[Begin Material provided]
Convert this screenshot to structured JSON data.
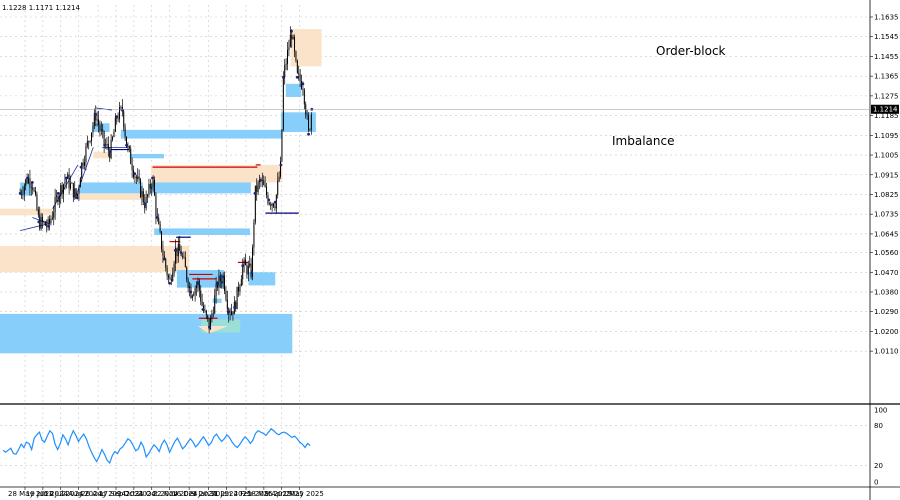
{
  "header": {
    "ohlc": "1.1228 1.1171 1.1214"
  },
  "colors": {
    "background": "#ffffff",
    "grid": "#c8c8c8",
    "candle": "#000000",
    "imbalance_zone": "#87cefa",
    "order_block_zone": "#fbe3c9",
    "overlap_zone": "#9fe2d2",
    "sweep_line": "#cc0000",
    "support_line": "#000080",
    "trend_line": "#1a2fb0",
    "oscillator": "#1e90ff",
    "price_tag_bg": "#000000",
    "dot_marker": "#1a237e"
  },
  "zone_labels": {
    "order_block": "Order-block",
    "imbalance": "Imbalance"
  },
  "chart_data": [
    {
      "type": "candlestick",
      "title": "",
      "price_axis": {
        "min": 1.0075,
        "max": 1.1695,
        "ticks": [
          "1.1635",
          "1.1545",
          "1.1455",
          "1.1365",
          "1.1275",
          "1.1185",
          "1.1095",
          "1.1005",
          "1.0915",
          "1.0825",
          "1.0735",
          "1.0645",
          "1.0560",
          "1.0470",
          "1.0380",
          "1.0290",
          "1.0200",
          "1.0110"
        ],
        "current_price": "1.1214"
      },
      "x_axis": {
        "labels": [
          "28 May 2024",
          "19 Jun 2024",
          "11 Jul 2024",
          "2 Aug 2024",
          "26 Aug 2024",
          "17 Sep 2024",
          "9 Oct 2024",
          "31 Oct 2024",
          "22 Nov 2024",
          "16 Dec 2024",
          "9 Jan 2025",
          "31 Jan 2025",
          "24 Feb 2025",
          "18 Mar 2025",
          "9 Apr 2025",
          "1 May 2025"
        ]
      },
      "price_path": [
        [
          "22 May 2024",
          1.083
        ],
        [
          "31 May 2024",
          1.09
        ],
        [
          "6 Jun 2024",
          1.088
        ],
        [
          "14 Jun 2024",
          1.07
        ],
        [
          "26 Jun 2024",
          1.068
        ],
        [
          "8 Jul 2024",
          1.083
        ],
        [
          "18 Jul 2024",
          1.09
        ],
        [
          "31 Jul 2024",
          1.081
        ],
        [
          "5 Aug 2024",
          1.095
        ],
        [
          "23 Aug 2024",
          1.119
        ],
        [
          "3 Sep 2024",
          1.105
        ],
        [
          "10 Sep 2024",
          1.102
        ],
        [
          "18 Sep 2024",
          1.118
        ],
        [
          "25 Sep 2024",
          1.121
        ],
        [
          "30 Sep 2024",
          1.105
        ],
        [
          "10 Oct 2024",
          1.092
        ],
        [
          "23 Oct 2024",
          1.078
        ],
        [
          "1 Nov 2024",
          1.09
        ],
        [
          "6 Nov 2024",
          1.072
        ],
        [
          "15 Nov 2024",
          1.053
        ],
        [
          "22 Nov 2024",
          1.042
        ],
        [
          "29 Nov 2024",
          1.057
        ],
        [
          "6 Dec 2024",
          1.056
        ],
        [
          "18 Dec 2024",
          1.038
        ],
        [
          "27 Dec 2024",
          1.042
        ],
        [
          "2 Jan 2025",
          1.03
        ],
        [
          "10 Jan 2025",
          1.022
        ],
        [
          "20 Jan 2025",
          1.042
        ],
        [
          "27 Jan 2025",
          1.045
        ],
        [
          "3 Feb 2025",
          1.029
        ],
        [
          "10 Feb 2025",
          1.031
        ],
        [
          "20 Feb 2025",
          1.05
        ],
        [
          "3 Mar 2025",
          1.047
        ],
        [
          "7 Mar 2025",
          1.083
        ],
        [
          "14 Mar 2025",
          1.089
        ],
        [
          "24 Mar 2025",
          1.08
        ],
        [
          "1 Apr 2025",
          1.079
        ],
        [
          "8 Apr 2025",
          1.096
        ],
        [
          "11 Apr 2025",
          1.136
        ],
        [
          "21 Apr 2025",
          1.157
        ],
        [
          "28 Apr 2025",
          1.136
        ],
        [
          "5 May 2025",
          1.133
        ],
        [
          "12 May 2025",
          1.11
        ],
        [
          "16 May 2025",
          1.1214
        ]
      ]
    },
    {
      "type": "line",
      "title": "",
      "y_axis": {
        "min": 0,
        "max": 100,
        "ticks": [
          "100",
          "80",
          "20",
          "0"
        ]
      },
      "values": [
        43,
        40,
        43,
        46,
        38,
        37,
        44,
        52,
        47,
        55,
        53,
        44,
        61,
        66,
        70,
        58,
        55,
        64,
        72,
        68,
        52,
        44,
        53,
        66,
        60,
        51,
        63,
        72,
        65,
        56,
        62,
        67,
        60,
        49,
        40,
        32,
        26,
        34,
        44,
        37,
        28,
        24,
        35,
        41,
        38,
        45,
        48,
        54,
        60,
        57,
        50,
        42,
        45,
        55,
        48,
        33,
        38,
        45,
        51,
        47,
        41,
        52,
        58,
        51,
        40,
        48,
        56,
        61,
        53,
        45,
        49,
        55,
        60,
        55,
        48,
        52,
        58,
        63,
        57,
        50,
        54,
        63,
        67,
        61,
        56,
        60,
        66,
        62,
        55,
        50,
        47,
        52,
        58,
        63,
        59,
        53,
        58,
        68,
        72,
        70,
        68,
        65,
        70,
        75,
        72,
        68,
        66,
        69,
        70,
        68,
        65,
        62,
        64,
        60,
        55,
        52,
        47,
        53,
        50
      ]
    }
  ]
}
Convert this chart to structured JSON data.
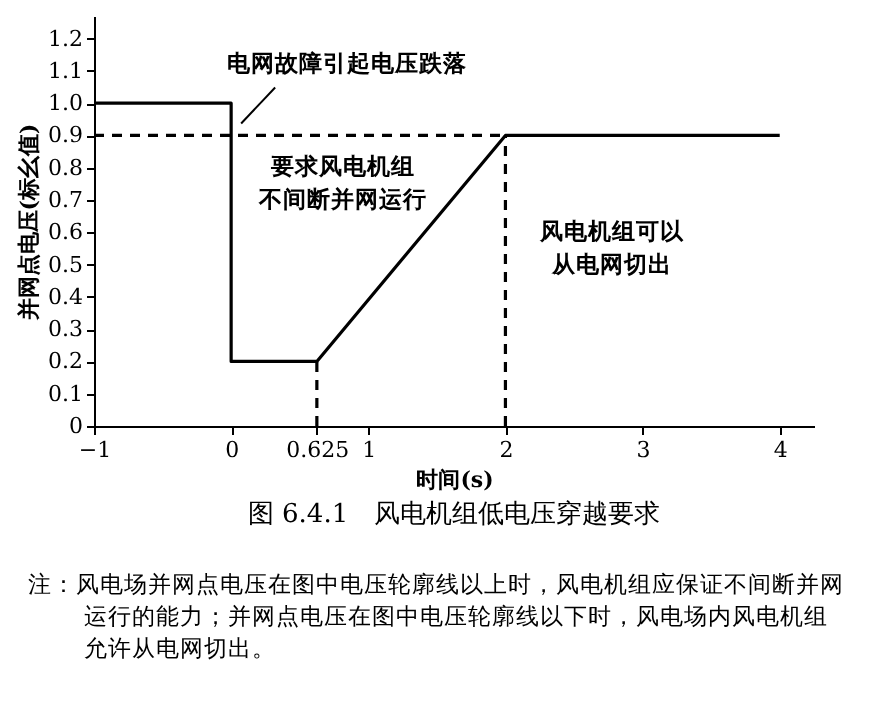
{
  "chart_data": {
    "type": "line",
    "title": "图 6.4.1　风电机组低电压穿越要求",
    "xlabel": "时间(s)",
    "ylabel": "并网点电压(标幺值)",
    "xlim": [
      -1,
      4.25
    ],
    "ylim": [
      0,
      1.27
    ],
    "xticks": [
      {
        "value": -1,
        "label": "−1"
      },
      0,
      0.625,
      1,
      2,
      3,
      4
    ],
    "yticks": [
      0,
      0.1,
      0.2,
      0.3,
      0.4,
      0.5,
      0.6,
      0.7,
      0.8,
      0.9,
      {
        "value": 1,
        "label": "1.0"
      },
      1.1,
      1.2
    ],
    "grid": false,
    "legend": false,
    "marker": "none",
    "series": [
      {
        "color": "#000000",
        "line_style": "solid",
        "x": [
          -1,
          0,
          0,
          0.625,
          2,
          4
        ],
        "values": [
          1,
          1,
          0.2,
          0.2,
          0.9,
          0.9
        ]
      },
      {
        "color": "#000000",
        "line_style": "dashed",
        "x": [
          -1,
          2
        ],
        "values": [
          0.9,
          0.9
        ]
      },
      {
        "color": "#000000",
        "line_style": "dashed",
        "x": [
          0.625,
          0.625
        ],
        "values": [
          0,
          0.2
        ]
      },
      {
        "color": "#000000",
        "line_style": "dashed",
        "x": [
          2,
          2
        ],
        "values": [
          0,
          0.9
        ]
      }
    ],
    "annotations": [
      {
        "text": "电网故障引起电压跌落",
        "x": 0,
        "y": 0.9
      },
      "要求风电机组",
      "不间断并网运行",
      "风电机组可以",
      "从电网切出",
      "注：风电场并网点电压在图中电压轮廓线以上时，风电机组应保证不间断并网运行的能力；并网点电压在图中电压轮廓线以下时，风电场内风电机组允许从电网切出。"
    ]
  }
}
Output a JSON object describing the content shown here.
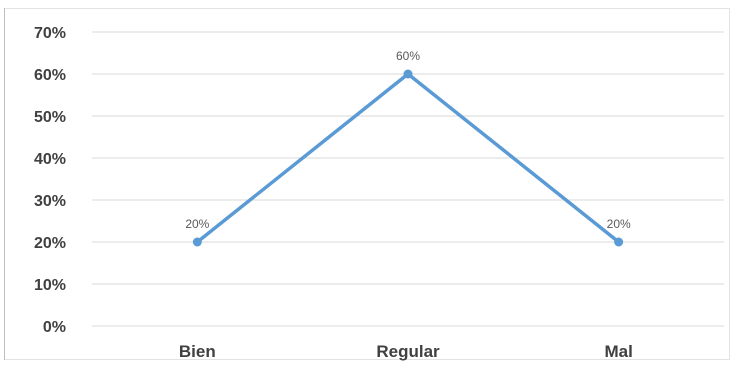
{
  "chart_data": {
    "type": "line",
    "title": "",
    "xlabel": "",
    "ylabel": "",
    "categories": [
      "Bien",
      "Regular",
      "Mal"
    ],
    "series": [
      {
        "values": [
          20,
          60,
          20
        ]
      }
    ],
    "data_labels": [
      "20%",
      "60%",
      "20%"
    ],
    "ylim": [
      0,
      70
    ],
    "y_ticks": [
      "0%",
      "10%",
      "20%",
      "30%",
      "40%",
      "50%",
      "60%",
      "70%"
    ],
    "grid": true,
    "legend": "none",
    "line_color": "#5b9bd5",
    "grid_color": "#d9d9d9"
  }
}
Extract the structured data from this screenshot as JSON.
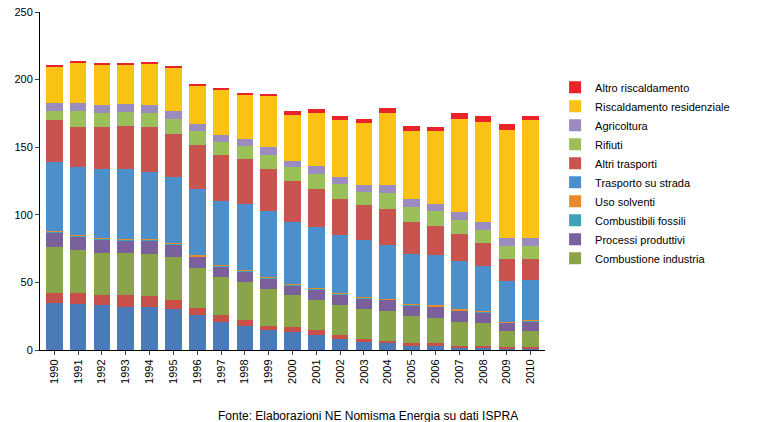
{
  "chart_data": {
    "type": "bar",
    "stacked": true,
    "grid": false,
    "legend": "right",
    "annotations": [
      "Fonte: Elaborazioni NE Nomisma Energia su dati ISPRA"
    ],
    "categories": [
      "1990",
      "1991",
      "1992",
      "1993",
      "1994",
      "1995",
      "1996",
      "1997",
      "1998",
      "1999",
      "2000",
      "2001",
      "2002",
      "2003",
      "2004",
      "2005",
      "2006",
      "2007",
      "2008",
      "2009",
      "2010"
    ],
    "ylim": [
      0,
      250
    ],
    "yticks": [
      0,
      50,
      100,
      150,
      200,
      250
    ],
    "series": [
      {
        "color": "#4a7ab8",
        "values": [
          35,
          34,
          33,
          32,
          32,
          30,
          26,
          21,
          18,
          15,
          13,
          11,
          8,
          6,
          5,
          3,
          3,
          2,
          2,
          1,
          1
        ]
      },
      {
        "color": "#c8504b",
        "values": [
          7,
          8,
          8,
          9,
          8,
          7,
          5,
          5,
          4,
          3,
          4,
          4,
          3,
          2,
          2,
          2,
          2,
          1,
          1,
          1,
          1
        ]
      },
      {
        "name": "Combustione industria",
        "color": "#8aa44a",
        "values": [
          34,
          32,
          31,
          31,
          31,
          32,
          30,
          28,
          28,
          27,
          24,
          22,
          22,
          22,
          22,
          20,
          19,
          18,
          17,
          12,
          12
        ]
      },
      {
        "name": "Processi produttivi",
        "color": "#7b619c",
        "values": [
          11,
          10,
          10,
          9,
          10,
          9,
          8,
          8,
          8,
          8,
          7,
          8,
          8,
          8,
          8,
          8,
          8,
          8,
          8,
          6,
          7
        ]
      },
      {
        "name": "Combustibili fossili",
        "color": "#3fa3b5",
        "values": [
          0.5,
          0.5,
          0.5,
          0.5,
          0.5,
          0.5,
          0.5,
          0.5,
          0.5,
          0.5,
          0.5,
          0.5,
          0.5,
          0.5,
          0.5,
          0.5,
          0.5,
          0.5,
          0.5,
          0.5,
          0.5
        ]
      },
      {
        "name": "Uso solventi",
        "color": "#e8892d",
        "values": [
          0.5,
          0.5,
          0.5,
          0.5,
          0.5,
          0.5,
          0.5,
          0.5,
          0.5,
          0.5,
          0.5,
          0.5,
          0.5,
          0.5,
          0.5,
          0.5,
          0.5,
          0.5,
          0.5,
          0.5,
          0.5
        ]
      },
      {
        "name": "Trasporto su strada",
        "color": "#4c8fcb",
        "values": [
          51,
          50,
          51,
          52,
          50,
          49,
          49,
          47,
          49,
          49,
          46,
          45,
          43,
          42,
          40,
          37,
          37,
          36,
          33,
          30,
          30
        ]
      },
      {
        "name": "Altri trasporti",
        "color": "#c9534f",
        "values": [
          31,
          30,
          31,
          32,
          33,
          32,
          33,
          34,
          33,
          31,
          30,
          28,
          27,
          26,
          26,
          24,
          22,
          20,
          17,
          16,
          15
        ]
      },
      {
        "name": "Rifiuti",
        "color": "#9bc05a",
        "values": [
          7,
          12,
          10,
          10,
          10,
          11,
          10,
          10,
          10,
          10,
          10,
          11,
          11,
          10,
          12,
          11,
          11,
          10,
          10,
          10,
          10
        ]
      },
      {
        "name": "Agricoltura",
        "color": "#9b8cbf",
        "values": [
          6,
          6,
          6,
          6,
          6,
          6,
          5,
          5,
          5,
          6,
          5,
          6,
          5,
          5,
          6,
          6,
          5,
          6,
          6,
          6,
          6
        ]
      },
      {
        "name": "Riscaldamento residenziale",
        "color": "#f9c215",
        "values": [
          26,
          29,
          30,
          29,
          31,
          32,
          29,
          34,
          33,
          38,
          34,
          39,
          42,
          46,
          53,
          50,
          54,
          69,
          74,
          80,
          87
        ]
      },
      {
        "name": "Altro riscaldamento",
        "color": "#e8242a",
        "values": [
          2,
          1.5,
          1.5,
          1,
          1,
          1,
          1,
          1,
          1,
          1,
          3,
          3,
          3,
          3,
          4,
          4,
          3,
          4,
          4,
          4,
          3
        ]
      }
    ]
  }
}
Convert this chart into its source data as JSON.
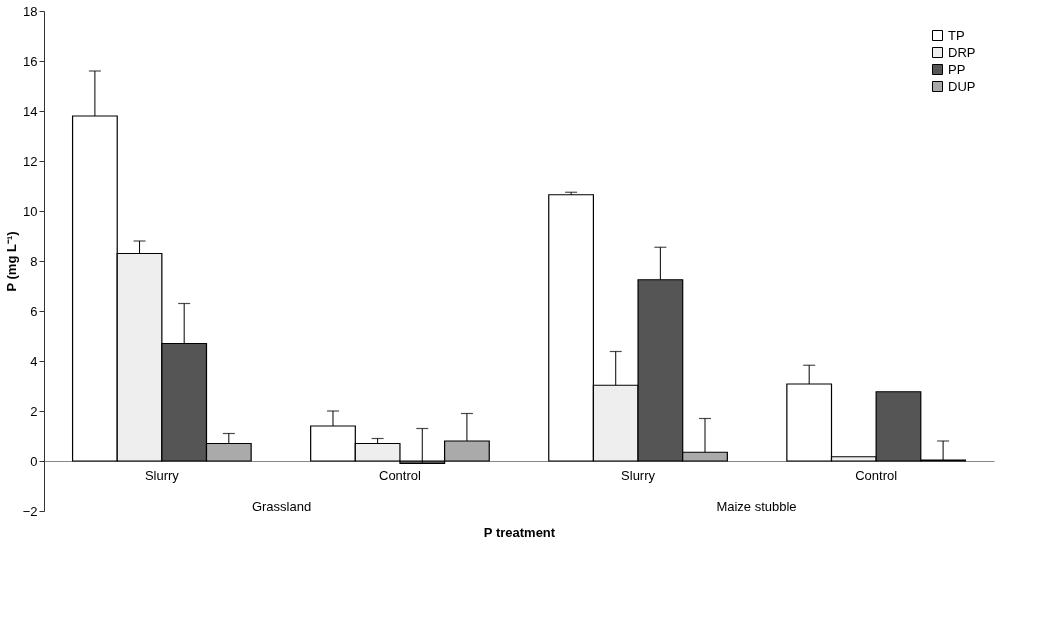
{
  "chart_data": {
    "type": "bar",
    "xlabel": "P treatment",
    "ylabel": "P (mg L⁻¹)",
    "categories": [
      "Slurry",
      "Control",
      "Slurry",
      "Control"
    ],
    "annotations": [
      "Grassland",
      "Maize stubble"
    ],
    "series": [
      {
        "name": "TP",
        "color": "#ffffff",
        "values": [
          13.8,
          1.4,
          10.65,
          3.08
        ],
        "errors": [
          1.8,
          0.6,
          0.1,
          0.75
        ]
      },
      {
        "name": "DRP",
        "color": "#eeeeee",
        "values": [
          8.3,
          0.7,
          3.03,
          0.17
        ],
        "errors": [
          0.5,
          0.2,
          1.35,
          null
        ]
      },
      {
        "name": "PP",
        "color": "#555555",
        "values": [
          4.7,
          -0.1,
          7.25,
          2.77
        ],
        "errors": [
          1.6,
          1.4,
          1.3,
          null
        ]
      },
      {
        "name": "DUP",
        "color": "#aaaaaa",
        "values": [
          0.7,
          0.8,
          0.35,
          0.04
        ],
        "errors": [
          0.4,
          1.1,
          1.35,
          0.76
        ]
      }
    ],
    "ylim": [
      -2,
      18
    ],
    "yticks": [
      -2,
      0,
      2,
      4,
      6,
      8,
      10,
      12,
      14,
      16,
      18
    ],
    "grid": false,
    "legend": "top right"
  }
}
[End Material provided]
Your task is to gather every line with the word "this" and copy it.

The result >>
Convert this screenshot to structured JSON data.
Convert this chart to structured JSON data.
Extract the structured data from this screenshot as JSON.
Convert this chart into its source data as JSON.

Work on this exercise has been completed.